Copy each line of the entries that contains the word "الأبيات".
__________________________________________________
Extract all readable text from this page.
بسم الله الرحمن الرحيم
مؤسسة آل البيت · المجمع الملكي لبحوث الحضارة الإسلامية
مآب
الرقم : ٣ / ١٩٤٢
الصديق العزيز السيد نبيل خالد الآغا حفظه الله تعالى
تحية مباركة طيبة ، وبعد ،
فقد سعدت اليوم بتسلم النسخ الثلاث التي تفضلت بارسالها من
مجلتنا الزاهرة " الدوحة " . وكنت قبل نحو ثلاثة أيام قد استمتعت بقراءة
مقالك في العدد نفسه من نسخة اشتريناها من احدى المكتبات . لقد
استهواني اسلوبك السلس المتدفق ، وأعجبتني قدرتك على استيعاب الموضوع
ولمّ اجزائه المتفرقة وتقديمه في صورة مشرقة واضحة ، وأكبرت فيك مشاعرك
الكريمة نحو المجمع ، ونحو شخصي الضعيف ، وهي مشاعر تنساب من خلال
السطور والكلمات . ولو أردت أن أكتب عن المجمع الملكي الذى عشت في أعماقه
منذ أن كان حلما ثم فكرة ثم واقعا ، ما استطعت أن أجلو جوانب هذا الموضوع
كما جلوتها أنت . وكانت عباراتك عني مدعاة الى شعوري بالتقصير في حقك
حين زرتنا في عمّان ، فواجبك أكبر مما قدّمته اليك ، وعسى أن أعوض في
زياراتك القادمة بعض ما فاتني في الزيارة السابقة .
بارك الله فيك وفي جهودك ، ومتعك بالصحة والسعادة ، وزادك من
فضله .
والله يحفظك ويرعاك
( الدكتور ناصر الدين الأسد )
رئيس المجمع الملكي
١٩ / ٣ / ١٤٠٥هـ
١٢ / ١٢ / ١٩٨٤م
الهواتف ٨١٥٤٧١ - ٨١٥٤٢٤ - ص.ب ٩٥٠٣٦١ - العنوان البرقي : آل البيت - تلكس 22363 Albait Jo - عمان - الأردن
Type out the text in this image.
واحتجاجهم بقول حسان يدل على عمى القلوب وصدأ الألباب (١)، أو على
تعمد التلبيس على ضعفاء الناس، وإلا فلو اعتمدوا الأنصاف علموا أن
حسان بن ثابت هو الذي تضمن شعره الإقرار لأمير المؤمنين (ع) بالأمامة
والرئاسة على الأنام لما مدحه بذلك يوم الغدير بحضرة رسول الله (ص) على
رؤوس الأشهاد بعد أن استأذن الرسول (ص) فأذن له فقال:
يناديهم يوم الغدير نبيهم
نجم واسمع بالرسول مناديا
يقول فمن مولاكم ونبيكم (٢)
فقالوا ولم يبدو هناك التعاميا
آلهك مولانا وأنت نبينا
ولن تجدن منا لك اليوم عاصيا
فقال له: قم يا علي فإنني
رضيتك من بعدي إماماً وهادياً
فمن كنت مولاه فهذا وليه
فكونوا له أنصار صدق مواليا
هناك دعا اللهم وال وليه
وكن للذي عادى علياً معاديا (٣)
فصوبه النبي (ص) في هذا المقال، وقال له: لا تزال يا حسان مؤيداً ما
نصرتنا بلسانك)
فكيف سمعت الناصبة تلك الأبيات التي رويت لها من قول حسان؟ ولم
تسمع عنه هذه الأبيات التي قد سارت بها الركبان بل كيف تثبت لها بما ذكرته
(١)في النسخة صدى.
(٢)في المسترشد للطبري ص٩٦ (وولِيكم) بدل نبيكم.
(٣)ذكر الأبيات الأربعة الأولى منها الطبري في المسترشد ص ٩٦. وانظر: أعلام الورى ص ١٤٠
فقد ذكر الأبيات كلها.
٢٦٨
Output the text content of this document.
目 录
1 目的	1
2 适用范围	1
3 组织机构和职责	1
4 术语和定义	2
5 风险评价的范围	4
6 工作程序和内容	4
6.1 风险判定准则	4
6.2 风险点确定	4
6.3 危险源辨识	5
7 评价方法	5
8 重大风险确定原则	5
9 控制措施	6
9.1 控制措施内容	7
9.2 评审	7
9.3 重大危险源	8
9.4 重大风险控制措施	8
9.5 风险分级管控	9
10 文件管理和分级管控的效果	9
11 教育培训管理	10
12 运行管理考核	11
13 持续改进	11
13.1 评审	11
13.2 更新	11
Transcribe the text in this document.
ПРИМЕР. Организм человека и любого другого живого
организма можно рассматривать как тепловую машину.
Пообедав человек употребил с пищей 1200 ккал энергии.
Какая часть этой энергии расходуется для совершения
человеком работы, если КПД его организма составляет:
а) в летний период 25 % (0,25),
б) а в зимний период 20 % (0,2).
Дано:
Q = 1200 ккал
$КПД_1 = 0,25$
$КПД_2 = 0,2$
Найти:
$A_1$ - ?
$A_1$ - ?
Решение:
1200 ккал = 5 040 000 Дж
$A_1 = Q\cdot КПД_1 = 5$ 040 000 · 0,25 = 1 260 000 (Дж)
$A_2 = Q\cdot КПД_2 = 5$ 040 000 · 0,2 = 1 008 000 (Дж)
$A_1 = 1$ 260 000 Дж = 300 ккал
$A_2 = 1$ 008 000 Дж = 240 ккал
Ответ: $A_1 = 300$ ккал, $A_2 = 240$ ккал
__________________________________________________
▶ **Exercise answer**:
فكيف سمعت الناصبة تلك الأبيات التي رويت لها من قول حسان؟ ولم
تسمع عنه هذه الأبيات التي قد سارت بها الركبان بل كيف تثبت لها بما ذكرته
(٣)ذكر الأبيات الأربعة الأولى منها الطبري في المسترشد ص ٩٦. وانظر: أعلام الورى ص ١٤٠
فقد ذكر الأبيات كلها.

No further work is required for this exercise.